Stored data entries

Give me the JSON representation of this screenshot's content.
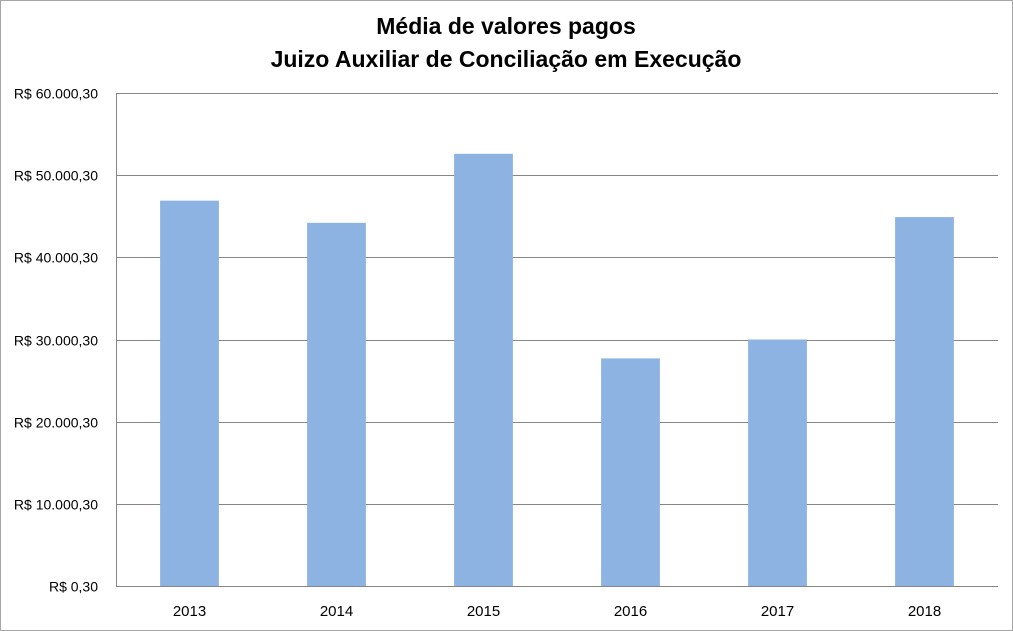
{
  "chart_data": {
    "type": "bar",
    "title": [
      "Média de valores pagos",
      "Juizo Auxiliar de Conciliação em Execução"
    ],
    "xlabel": "",
    "ylabel": "",
    "categories": [
      "2013",
      "2014",
      "2015",
      "2016",
      "2017",
      "2018"
    ],
    "values": [
      46900,
      44200,
      52600,
      27700,
      30000,
      44900
    ],
    "ylim": [
      0.3,
      60000.3
    ],
    "yticks": [
      0.3,
      10000.3,
      20000.3,
      30000.3,
      40000.3,
      50000.3,
      60000.3
    ],
    "ytick_labels": [
      "R$ 0,30",
      "R$ 10.000,30",
      "R$ 20.000,30",
      "R$ 30.000,30",
      "R$ 40.000,30",
      "R$ 50.000,30",
      "R$ 60.000,30"
    ],
    "grid": true,
    "legend": "none",
    "bar_color": "#8db3e2",
    "gridline_color": "#868686"
  }
}
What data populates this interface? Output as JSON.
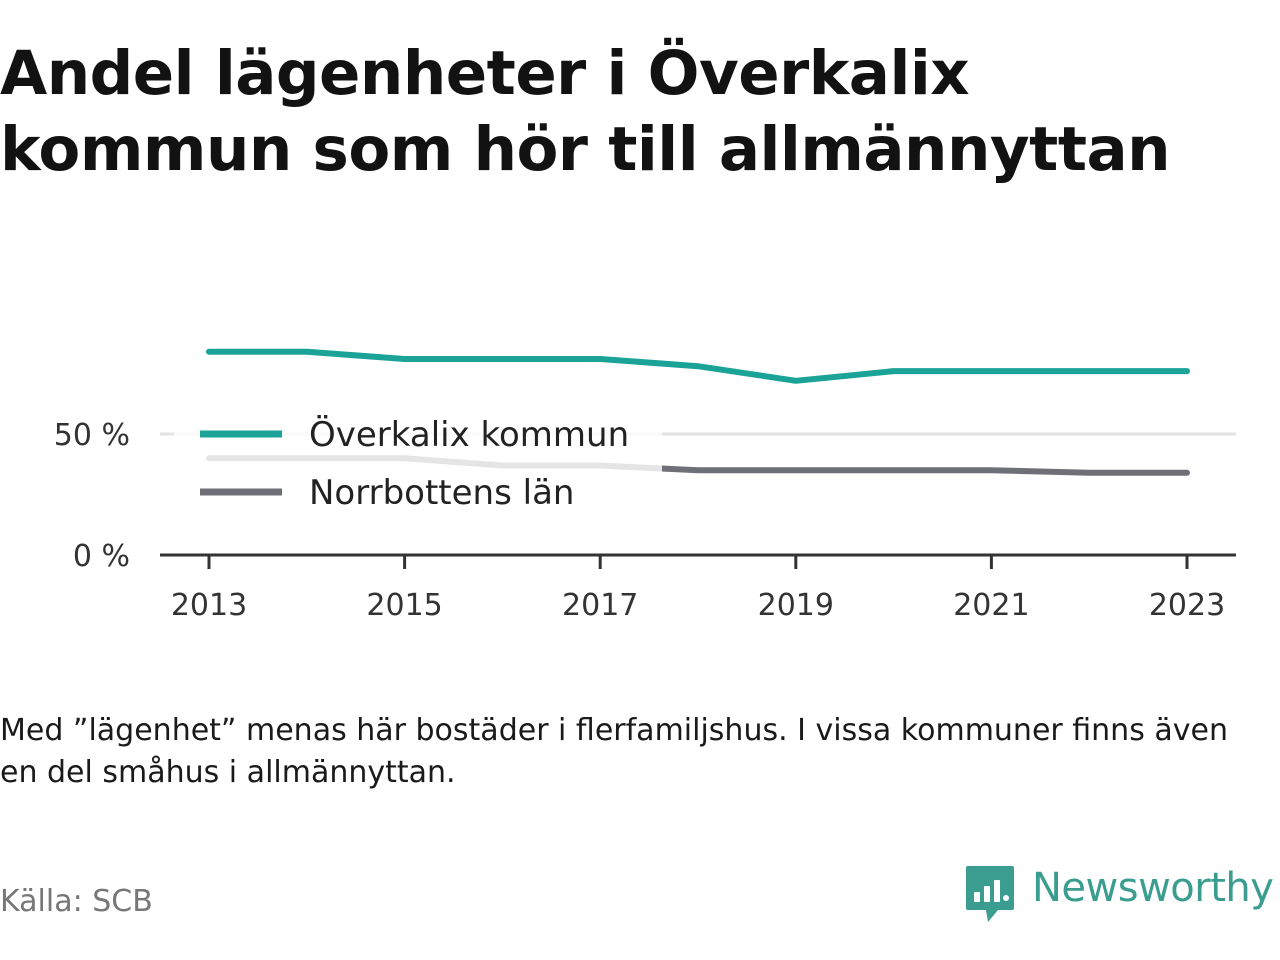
{
  "title": "Andel lägenheter i Överkalix kommun som hör till allmännyttan",
  "note": "Med ”lägenhet” menas här bostäder i flerfamiljshus. I vissa kommuner finns även en del småhus i allmännyttan.",
  "source": "Källa: SCB",
  "brand": {
    "name": "Newsworthy",
    "icon": "newsworthy-logo-icon"
  },
  "chart_data": {
    "type": "line",
    "title": "Andel lägenheter i Överkalix kommun som hör till allmännyttan",
    "xlabel": "",
    "ylabel": "",
    "x": [
      2013,
      2014,
      2015,
      2016,
      2017,
      2018,
      2019,
      2020,
      2021,
      2022,
      2023
    ],
    "xlim": [
      2012.5,
      2023.5
    ],
    "ylim": [
      0,
      100
    ],
    "x_ticks": [
      2013,
      2015,
      2017,
      2019,
      2021,
      2023
    ],
    "x_tick_labels": [
      "2013",
      "2015",
      "2017",
      "2019",
      "2021",
      "2023"
    ],
    "y_ticks": [
      0,
      50
    ],
    "y_tick_labels": [
      "0 %",
      "50 %"
    ],
    "grid": "horizontal",
    "legend": "inside, left",
    "series": [
      {
        "name": "Överkalix kommun",
        "color": "#1aa396",
        "values": [
          84,
          84,
          81,
          81,
          81,
          78,
          72,
          76,
          76,
          76,
          76
        ]
      },
      {
        "name": "Norrbottens län",
        "color": "#6f6f77",
        "values": [
          40,
          40,
          40,
          37,
          37,
          35,
          35,
          35,
          35,
          34,
          34
        ]
      }
    ]
  }
}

> Directions:
Set the entries down again exactly. Do not include the images.

> Answer in full:
Give me the JSON representation of this screenshot's content.
{
  "chart_data": {
    "type": "bar",
    "title": [
      "Média de valores pagos",
      "Juizo Auxiliar de Conciliação em Execução"
    ],
    "xlabel": "",
    "ylabel": "",
    "categories": [
      "2013",
      "2014",
      "2015",
      "2016",
      "2017",
      "2018"
    ],
    "values": [
      46900,
      44200,
      52600,
      27700,
      30000,
      44900
    ],
    "ylim": [
      0.3,
      60000.3
    ],
    "yticks": [
      0.3,
      10000.3,
      20000.3,
      30000.3,
      40000.3,
      50000.3,
      60000.3
    ],
    "ytick_labels": [
      "R$ 0,30",
      "R$ 10.000,30",
      "R$ 20.000,30",
      "R$ 30.000,30",
      "R$ 40.000,30",
      "R$ 50.000,30",
      "R$ 60.000,30"
    ],
    "grid": true,
    "legend": "none",
    "bar_color": "#8db3e2",
    "gridline_color": "#868686"
  }
}
What data populates this interface? Output as JSON.
{
  "title": "Andel lägenheter i Överkalix kommun som hör till allmännyttan",
  "note": "Med ”lägenhet” menas här bostäder i flerfamiljshus. I vissa kommuner finns även en del småhus i allmännyttan.",
  "source": "Källa: SCB",
  "brand": {
    "name": "Newsworthy",
    "icon": "newsworthy-logo-icon"
  },
  "chart_data": {
    "type": "line",
    "title": "Andel lägenheter i Överkalix kommun som hör till allmännyttan",
    "xlabel": "",
    "ylabel": "",
    "x": [
      2013,
      2014,
      2015,
      2016,
      2017,
      2018,
      2019,
      2020,
      2021,
      2022,
      2023
    ],
    "xlim": [
      2012.5,
      2023.5
    ],
    "ylim": [
      0,
      100
    ],
    "x_ticks": [
      2013,
      2015,
      2017,
      2019,
      2021,
      2023
    ],
    "x_tick_labels": [
      "2013",
      "2015",
      "2017",
      "2019",
      "2021",
      "2023"
    ],
    "y_ticks": [
      0,
      50
    ],
    "y_tick_labels": [
      "0 %",
      "50 %"
    ],
    "grid": "horizontal",
    "legend": "inside, left",
    "series": [
      {
        "name": "Överkalix kommun",
        "color": "#1aa396",
        "values": [
          84,
          84,
          81,
          81,
          81,
          78,
          72,
          76,
          76,
          76,
          76
        ]
      },
      {
        "name": "Norrbottens län",
        "color": "#6f6f77",
        "values": [
          40,
          40,
          40,
          37,
          37,
          35,
          35,
          35,
          35,
          34,
          34
        ]
      }
    ]
  }
}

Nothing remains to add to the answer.